== TO DO ==
Can you repeat the data word for word, starting at the line with "UI element localization: list" and ending at the line with "identify all the", including both of those lines? Leave the pictures out of your answer.
##### RECORDS SHOWN #####
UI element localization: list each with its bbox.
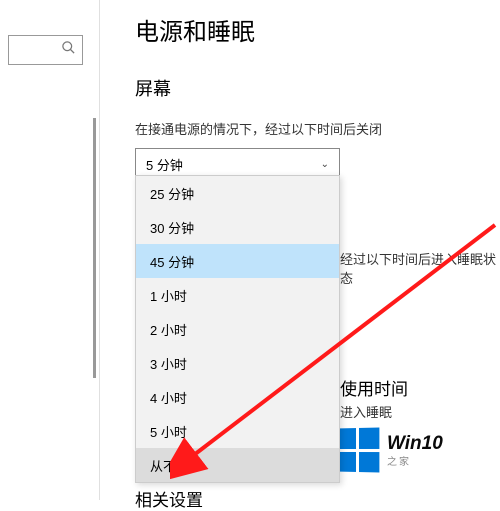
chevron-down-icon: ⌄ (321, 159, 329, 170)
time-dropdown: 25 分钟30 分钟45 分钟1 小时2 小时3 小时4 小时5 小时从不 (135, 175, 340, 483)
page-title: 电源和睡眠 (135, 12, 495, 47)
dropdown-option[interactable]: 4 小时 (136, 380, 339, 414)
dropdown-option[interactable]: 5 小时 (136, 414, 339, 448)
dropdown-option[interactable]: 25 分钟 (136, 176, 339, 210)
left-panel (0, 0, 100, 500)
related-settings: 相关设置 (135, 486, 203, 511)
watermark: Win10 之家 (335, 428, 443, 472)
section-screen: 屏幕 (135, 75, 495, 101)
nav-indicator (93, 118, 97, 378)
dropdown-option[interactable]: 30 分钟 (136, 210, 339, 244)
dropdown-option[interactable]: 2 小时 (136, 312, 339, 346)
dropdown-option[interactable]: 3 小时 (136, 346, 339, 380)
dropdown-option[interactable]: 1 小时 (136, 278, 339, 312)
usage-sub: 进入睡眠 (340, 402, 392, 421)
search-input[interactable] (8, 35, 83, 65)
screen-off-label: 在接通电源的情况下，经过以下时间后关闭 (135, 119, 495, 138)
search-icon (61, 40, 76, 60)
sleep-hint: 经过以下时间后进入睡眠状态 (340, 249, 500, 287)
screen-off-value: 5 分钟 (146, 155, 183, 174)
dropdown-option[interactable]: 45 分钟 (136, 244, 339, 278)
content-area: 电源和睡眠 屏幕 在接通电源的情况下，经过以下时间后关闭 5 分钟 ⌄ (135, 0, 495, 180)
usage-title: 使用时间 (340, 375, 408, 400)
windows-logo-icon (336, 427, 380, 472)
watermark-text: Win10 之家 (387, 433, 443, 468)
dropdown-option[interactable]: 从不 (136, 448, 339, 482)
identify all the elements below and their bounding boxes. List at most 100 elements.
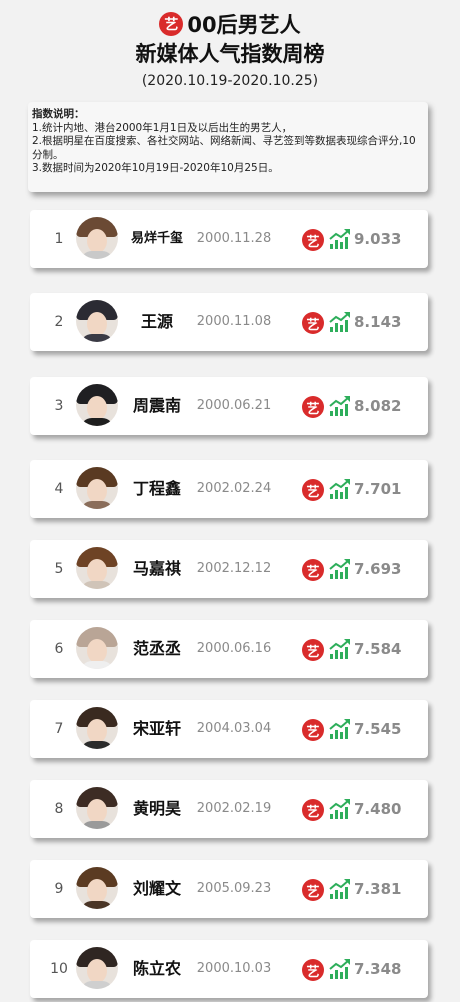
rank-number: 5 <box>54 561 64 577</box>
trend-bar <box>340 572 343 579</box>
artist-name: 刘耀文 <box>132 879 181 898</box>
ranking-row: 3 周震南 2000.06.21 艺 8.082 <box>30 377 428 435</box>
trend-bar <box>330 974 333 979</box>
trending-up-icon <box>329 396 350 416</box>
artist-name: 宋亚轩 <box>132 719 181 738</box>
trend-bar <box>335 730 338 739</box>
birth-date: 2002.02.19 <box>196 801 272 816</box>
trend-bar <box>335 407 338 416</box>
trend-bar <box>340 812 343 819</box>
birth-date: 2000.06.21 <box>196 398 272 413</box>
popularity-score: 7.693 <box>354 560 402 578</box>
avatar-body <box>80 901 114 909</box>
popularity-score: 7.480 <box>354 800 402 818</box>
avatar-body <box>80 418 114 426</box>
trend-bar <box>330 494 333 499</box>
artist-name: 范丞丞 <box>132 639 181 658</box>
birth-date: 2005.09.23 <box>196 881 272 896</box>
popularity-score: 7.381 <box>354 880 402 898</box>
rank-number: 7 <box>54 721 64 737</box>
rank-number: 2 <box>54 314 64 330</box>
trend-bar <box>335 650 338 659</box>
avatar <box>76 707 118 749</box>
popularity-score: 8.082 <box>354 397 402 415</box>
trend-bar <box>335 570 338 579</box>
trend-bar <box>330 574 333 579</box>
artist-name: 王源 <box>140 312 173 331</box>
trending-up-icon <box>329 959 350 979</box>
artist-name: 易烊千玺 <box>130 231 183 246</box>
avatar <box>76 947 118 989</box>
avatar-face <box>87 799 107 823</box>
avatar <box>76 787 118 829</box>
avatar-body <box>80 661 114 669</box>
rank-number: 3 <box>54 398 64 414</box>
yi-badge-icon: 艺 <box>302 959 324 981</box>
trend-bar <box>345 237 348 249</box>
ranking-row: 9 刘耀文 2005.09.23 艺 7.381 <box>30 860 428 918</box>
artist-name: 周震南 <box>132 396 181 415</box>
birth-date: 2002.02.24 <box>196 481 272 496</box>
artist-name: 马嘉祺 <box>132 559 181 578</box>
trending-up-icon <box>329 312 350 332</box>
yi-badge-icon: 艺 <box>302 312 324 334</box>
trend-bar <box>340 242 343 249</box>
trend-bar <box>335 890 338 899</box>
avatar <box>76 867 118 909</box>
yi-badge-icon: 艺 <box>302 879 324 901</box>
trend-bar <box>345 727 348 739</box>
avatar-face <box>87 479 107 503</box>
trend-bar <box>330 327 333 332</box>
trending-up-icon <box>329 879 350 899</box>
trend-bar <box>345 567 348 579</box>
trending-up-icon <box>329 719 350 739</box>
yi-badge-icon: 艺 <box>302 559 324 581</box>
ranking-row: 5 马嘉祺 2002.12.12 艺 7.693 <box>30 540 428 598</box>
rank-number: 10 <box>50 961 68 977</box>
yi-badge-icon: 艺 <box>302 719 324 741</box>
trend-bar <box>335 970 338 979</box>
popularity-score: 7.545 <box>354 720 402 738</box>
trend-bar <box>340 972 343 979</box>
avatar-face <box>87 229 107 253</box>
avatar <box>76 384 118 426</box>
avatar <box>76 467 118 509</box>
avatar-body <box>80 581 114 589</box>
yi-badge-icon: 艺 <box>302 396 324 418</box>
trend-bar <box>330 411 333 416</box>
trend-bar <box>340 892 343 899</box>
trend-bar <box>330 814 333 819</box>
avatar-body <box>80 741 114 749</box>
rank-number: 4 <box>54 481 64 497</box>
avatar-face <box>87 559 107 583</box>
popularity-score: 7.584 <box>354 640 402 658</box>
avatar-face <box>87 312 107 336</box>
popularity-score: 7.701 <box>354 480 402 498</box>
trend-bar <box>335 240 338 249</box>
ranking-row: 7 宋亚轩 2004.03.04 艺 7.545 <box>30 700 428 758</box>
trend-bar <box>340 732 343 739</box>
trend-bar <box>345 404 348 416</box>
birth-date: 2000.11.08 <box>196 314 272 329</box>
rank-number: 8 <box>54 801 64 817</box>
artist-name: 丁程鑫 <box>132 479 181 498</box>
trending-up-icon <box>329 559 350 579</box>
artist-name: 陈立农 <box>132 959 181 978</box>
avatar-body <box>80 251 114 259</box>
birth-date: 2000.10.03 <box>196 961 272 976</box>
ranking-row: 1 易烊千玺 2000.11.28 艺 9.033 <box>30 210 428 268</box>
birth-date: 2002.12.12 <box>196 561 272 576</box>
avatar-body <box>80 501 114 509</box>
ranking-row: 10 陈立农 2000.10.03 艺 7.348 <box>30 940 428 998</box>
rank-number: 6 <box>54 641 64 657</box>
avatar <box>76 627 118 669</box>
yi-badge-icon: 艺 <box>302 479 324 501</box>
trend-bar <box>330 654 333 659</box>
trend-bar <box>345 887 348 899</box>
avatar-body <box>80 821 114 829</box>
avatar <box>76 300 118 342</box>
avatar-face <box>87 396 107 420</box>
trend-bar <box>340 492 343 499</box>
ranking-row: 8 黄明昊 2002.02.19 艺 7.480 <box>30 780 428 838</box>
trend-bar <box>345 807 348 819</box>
#####
##### RECORDS SHOWN #####
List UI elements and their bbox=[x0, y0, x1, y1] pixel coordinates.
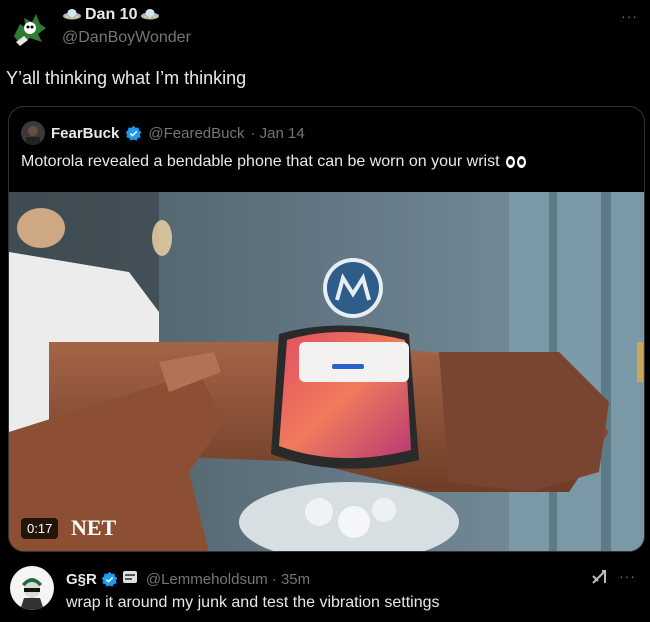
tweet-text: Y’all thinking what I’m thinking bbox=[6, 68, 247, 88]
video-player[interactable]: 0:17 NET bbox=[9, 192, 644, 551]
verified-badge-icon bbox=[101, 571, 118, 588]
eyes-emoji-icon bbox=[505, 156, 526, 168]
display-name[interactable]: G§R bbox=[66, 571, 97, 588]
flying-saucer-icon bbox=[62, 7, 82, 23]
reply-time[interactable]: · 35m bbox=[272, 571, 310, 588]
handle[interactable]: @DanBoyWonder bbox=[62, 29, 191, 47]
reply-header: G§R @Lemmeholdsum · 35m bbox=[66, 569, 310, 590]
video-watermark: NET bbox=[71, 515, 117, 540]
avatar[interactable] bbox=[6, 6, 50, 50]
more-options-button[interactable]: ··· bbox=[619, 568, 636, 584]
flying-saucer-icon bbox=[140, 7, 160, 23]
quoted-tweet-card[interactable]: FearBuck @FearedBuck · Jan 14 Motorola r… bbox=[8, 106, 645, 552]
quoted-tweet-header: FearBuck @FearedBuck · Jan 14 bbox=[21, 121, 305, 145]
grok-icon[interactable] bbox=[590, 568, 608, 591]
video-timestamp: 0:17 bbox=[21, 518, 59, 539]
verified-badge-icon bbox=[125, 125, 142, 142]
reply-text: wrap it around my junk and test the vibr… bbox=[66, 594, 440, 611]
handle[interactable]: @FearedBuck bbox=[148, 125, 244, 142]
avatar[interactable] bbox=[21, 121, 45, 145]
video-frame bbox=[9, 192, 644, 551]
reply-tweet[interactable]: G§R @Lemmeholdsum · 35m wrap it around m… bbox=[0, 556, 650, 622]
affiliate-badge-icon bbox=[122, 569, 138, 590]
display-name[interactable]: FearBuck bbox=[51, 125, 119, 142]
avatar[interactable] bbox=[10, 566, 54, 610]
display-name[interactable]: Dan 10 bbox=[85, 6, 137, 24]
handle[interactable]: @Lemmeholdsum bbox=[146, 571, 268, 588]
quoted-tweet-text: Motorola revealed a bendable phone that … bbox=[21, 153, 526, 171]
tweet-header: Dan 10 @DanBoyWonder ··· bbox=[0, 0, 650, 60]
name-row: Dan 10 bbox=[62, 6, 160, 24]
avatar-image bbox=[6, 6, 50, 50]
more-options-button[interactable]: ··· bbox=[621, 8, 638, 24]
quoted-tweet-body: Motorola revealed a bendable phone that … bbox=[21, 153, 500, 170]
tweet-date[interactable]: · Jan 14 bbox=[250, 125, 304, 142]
#####
== WORKED ANSWER ==
UI element localization: list each with its bbox.
chevron-down-icon: ⌄ (321, 159, 329, 170)
time-dropdown: 25 分钟30 分钟45 分钟1 小时2 小时3 小时4 小时5 小时从不 (135, 175, 340, 483)
page-title: 电源和睡眠 (135, 12, 495, 47)
dropdown-option[interactable]: 4 小时 (136, 380, 339, 414)
dropdown-option[interactable]: 5 小时 (136, 414, 339, 448)
dropdown-option[interactable]: 25 分钟 (136, 176, 339, 210)
left-panel (0, 0, 100, 500)
related-settings: 相关设置 (135, 486, 203, 511)
watermark: Win10 之家 (335, 428, 443, 472)
section-screen: 屏幕 (135, 75, 495, 101)
nav-indicator (93, 118, 97, 378)
dropdown-option[interactable]: 30 分钟 (136, 210, 339, 244)
dropdown-option[interactable]: 2 小时 (136, 312, 339, 346)
dropdown-option[interactable]: 3 小时 (136, 346, 339, 380)
dropdown-option[interactable]: 1 小时 (136, 278, 339, 312)
usage-sub: 进入睡眠 (340, 402, 392, 421)
search-input[interactable] (8, 35, 83, 65)
screen-off-label: 在接通电源的情况下，经过以下时间后关闭 (135, 119, 495, 138)
search-icon (61, 40, 76, 60)
sleep-hint: 经过以下时间后进入睡眠状态 (340, 249, 500, 287)
screen-off-value: 5 分钟 (146, 155, 183, 174)
dropdown-option[interactable]: 45 分钟 (136, 244, 339, 278)
content-area: 电源和睡眠 屏幕 在接通电源的情况下，经过以下时间后关闭 5 分钟 ⌄ (135, 0, 495, 180)
usage-title: 使用时间 (340, 375, 408, 400)
windows-logo-icon (336, 427, 380, 472)
watermark-text: Win10 之家 (387, 433, 443, 468)
dropdown-option[interactable]: 从不 (136, 448, 339, 482)
identify all the elements below and their bounding boxes. List at most 100 elements.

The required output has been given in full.